* Task brief *
Your task is to quote the material that follows, in full and exactly.

Start

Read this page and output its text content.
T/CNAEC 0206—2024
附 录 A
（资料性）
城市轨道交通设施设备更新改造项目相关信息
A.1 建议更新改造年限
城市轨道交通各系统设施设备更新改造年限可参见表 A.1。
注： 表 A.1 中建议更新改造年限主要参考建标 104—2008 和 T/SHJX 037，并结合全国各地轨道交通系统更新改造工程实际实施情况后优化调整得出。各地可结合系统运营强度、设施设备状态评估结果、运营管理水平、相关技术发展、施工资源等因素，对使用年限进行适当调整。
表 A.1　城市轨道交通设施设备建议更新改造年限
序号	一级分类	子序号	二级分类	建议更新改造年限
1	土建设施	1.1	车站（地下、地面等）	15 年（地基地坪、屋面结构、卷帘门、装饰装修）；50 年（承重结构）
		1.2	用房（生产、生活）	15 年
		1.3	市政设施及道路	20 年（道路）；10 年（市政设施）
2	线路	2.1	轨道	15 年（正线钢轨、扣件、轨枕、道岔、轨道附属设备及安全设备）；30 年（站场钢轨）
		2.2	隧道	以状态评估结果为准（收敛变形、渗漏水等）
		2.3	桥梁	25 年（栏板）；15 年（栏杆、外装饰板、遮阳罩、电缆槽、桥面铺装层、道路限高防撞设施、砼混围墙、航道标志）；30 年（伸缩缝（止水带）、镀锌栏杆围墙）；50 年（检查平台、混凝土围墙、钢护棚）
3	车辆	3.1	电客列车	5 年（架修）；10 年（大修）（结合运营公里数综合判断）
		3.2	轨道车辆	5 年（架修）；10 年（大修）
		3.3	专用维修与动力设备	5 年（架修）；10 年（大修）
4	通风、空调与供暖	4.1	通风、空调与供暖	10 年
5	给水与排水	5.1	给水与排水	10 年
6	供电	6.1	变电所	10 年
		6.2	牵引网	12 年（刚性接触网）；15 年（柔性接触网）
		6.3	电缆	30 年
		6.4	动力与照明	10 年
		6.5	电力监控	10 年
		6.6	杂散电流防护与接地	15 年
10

End

* Answer to this problem *
Read this page and output its text content.
T/CNAEC 0206—2024
附 录 A
（资料性）
城市轨道交通设施设备更新改造项目相关信息
A.1 建议更新改造年限
城市轨道交通各系统设施设备更新改造年限可参见表 A.1。
注： 表 A.1 中建议更新改造年限主要参考建标 104—2008 和 T/SHJX 037，并结合全国各地轨道交通系统更新改造工程实际实施情况后优化调整得出。各地可结合系统运营强度、设施设备状态评估结果、运营管理水平、相关技术发展、施工资源等因素，对使用年限进行适当调整。
表 A.1　城市轨道交通设施设备建议更新改造年限
序号	一级分类	子序号	二级分类	建议更新改造年限
1	土建设施	1.1	车站（地下、地面等）	15 年（地基地坪、屋面结构、卷帘门、装饰装修）；50 年（承重结构）
		1.2	用房（生产、生活）	15 年
		1.3	市政设施及道路	20 年（道路）；10 年（市政设施）
2	线路	2.1	轨道	15 年（正线钢轨、扣件、轨枕、道岔、轨道附属设备及安全设备）；30 年（站场钢轨）
		2.2	隧道	以状态评估结果为准（收敛变形、渗漏水等）
		2.3	桥梁	25 年（栏板）；15 年（栏杆、外装饰板、遮阳罩、电缆槽、桥面铺装层、道路限高防撞设施、砼混围墙、航道标志）；30 年（伸缩缝（止水带）、镀锌栏杆围墙）；50 年（检查平台、混凝土围墙、钢护棚）
3	车辆	3.1	电客列车	5 年（架修）；10 年（大修）（结合运营公里数综合判断）
		3.2	轨道车辆	5 年（架修）；10 年（大修）
		3.3	专用维修与动力设备	5 年（架修）；10 年（大修）
4	通风、空调与供暖	4.1	通风、空调与供暖	10 年
5	给水与排水	5.1	给水与排水	10 年
6	供电	6.1	变电所	10 年
		6.2	牵引网	12 年（刚性接触网）；15 年（柔性接触网）
		6.3	电缆	30 年
		6.4	动力与照明	10 年
		6.5	电力监控	10 年
		6.6	杂散电流防护与接地	15 年
10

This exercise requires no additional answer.